### EXERCISE PROMPT
From the line containing "What's the underlying" through the last line of the entries below, repeat each line word for word and leave out the rest.
--- start EXTRACTED MATERIAL ---
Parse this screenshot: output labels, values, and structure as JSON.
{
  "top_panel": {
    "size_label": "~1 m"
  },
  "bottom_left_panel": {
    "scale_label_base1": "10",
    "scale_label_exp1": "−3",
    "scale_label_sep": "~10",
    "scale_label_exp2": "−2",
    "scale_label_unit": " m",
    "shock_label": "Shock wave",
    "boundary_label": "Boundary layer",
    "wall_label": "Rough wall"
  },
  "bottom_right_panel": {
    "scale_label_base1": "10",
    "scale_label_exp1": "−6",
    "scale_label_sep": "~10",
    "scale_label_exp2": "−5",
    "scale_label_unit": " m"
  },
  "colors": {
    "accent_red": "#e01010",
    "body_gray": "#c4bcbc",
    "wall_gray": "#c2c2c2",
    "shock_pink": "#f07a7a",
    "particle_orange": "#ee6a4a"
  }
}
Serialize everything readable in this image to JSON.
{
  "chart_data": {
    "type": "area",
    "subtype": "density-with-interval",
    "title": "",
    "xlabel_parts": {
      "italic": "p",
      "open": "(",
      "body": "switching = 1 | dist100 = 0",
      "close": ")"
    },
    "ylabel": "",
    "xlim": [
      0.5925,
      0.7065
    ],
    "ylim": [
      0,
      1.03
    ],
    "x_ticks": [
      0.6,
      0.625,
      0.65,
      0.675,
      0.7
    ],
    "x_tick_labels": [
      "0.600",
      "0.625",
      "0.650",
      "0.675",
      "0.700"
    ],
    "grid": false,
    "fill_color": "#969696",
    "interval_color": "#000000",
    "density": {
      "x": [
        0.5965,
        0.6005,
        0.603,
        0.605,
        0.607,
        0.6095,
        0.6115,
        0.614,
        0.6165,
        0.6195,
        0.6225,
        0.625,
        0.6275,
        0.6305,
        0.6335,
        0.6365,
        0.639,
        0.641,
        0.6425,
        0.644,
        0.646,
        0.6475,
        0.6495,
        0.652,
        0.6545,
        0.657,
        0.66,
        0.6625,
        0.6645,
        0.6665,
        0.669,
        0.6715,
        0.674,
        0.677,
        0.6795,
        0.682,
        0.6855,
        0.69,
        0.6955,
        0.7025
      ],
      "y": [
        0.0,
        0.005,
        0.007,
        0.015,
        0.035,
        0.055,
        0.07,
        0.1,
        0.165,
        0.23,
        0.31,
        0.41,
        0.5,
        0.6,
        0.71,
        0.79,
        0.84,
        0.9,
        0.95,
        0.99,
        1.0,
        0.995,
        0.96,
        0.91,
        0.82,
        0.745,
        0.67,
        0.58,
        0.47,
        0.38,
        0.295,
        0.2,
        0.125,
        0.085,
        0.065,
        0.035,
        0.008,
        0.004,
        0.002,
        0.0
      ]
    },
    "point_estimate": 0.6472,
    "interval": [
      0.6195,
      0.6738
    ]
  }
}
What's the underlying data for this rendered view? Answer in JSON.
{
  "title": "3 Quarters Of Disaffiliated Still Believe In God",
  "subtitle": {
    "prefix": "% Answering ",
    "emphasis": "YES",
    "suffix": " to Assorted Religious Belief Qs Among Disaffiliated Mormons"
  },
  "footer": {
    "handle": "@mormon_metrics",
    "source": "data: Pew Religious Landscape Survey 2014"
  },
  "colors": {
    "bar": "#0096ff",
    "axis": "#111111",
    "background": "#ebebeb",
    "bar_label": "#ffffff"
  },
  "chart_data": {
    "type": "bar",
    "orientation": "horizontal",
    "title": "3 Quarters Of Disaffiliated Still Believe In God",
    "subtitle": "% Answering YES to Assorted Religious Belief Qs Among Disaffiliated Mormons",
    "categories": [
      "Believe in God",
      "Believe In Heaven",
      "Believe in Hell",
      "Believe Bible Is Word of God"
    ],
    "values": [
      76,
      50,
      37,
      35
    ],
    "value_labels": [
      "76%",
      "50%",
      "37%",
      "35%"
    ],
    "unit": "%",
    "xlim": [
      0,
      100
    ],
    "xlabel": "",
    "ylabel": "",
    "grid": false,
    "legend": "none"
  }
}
--- end EXTRACTED MATERIAL ---
### ANSWER FOR THIS EXERCISE
What's the underlying data for this rendered view? Answer in JSON.
{
  "title": "3 Quarters Of Disaffiliated Still Believe In God",
  "subtitle": {
    "prefix": "% Answering ",
    "emphasis": "YES",
    "suffix": " to Assorted Religious Belief Qs Among Disaffiliated Mormons"
  },
  "footer": {
    "handle": "@mormon_metrics",
    "source": "data: Pew Religious Landscape Survey 2014"
  },
  "colors": {
    "bar": "#0096ff",
    "axis": "#111111",
    "background": "#ebebeb",
    "bar_label": "#ffffff"
  },
  "chart_data": {
    "type": "bar",
    "orientation": "horizontal",
    "title": "3 Quarters Of Disaffiliated Still Believe In God",
    "subtitle": "% Answering YES to Assorted Religious Belief Qs Among Disaffiliated Mormons",
    "categories": [
      "Believe in God",
      "Believe In Heaven",
      "Believe in Hell",
      "Believe Bible Is Word of God"
    ],
    "values": [
      76,
      50,
      37,
      35
    ],
    "value_labels": [
      "76%",
      "50%",
      "37%",
      "35%"
    ],
    "unit": "%",
    "xlim": [
      0,
      100
    ],
    "xlabel": "",
    "ylabel": "",
    "grid": false,
    "legend": "none"
  }
}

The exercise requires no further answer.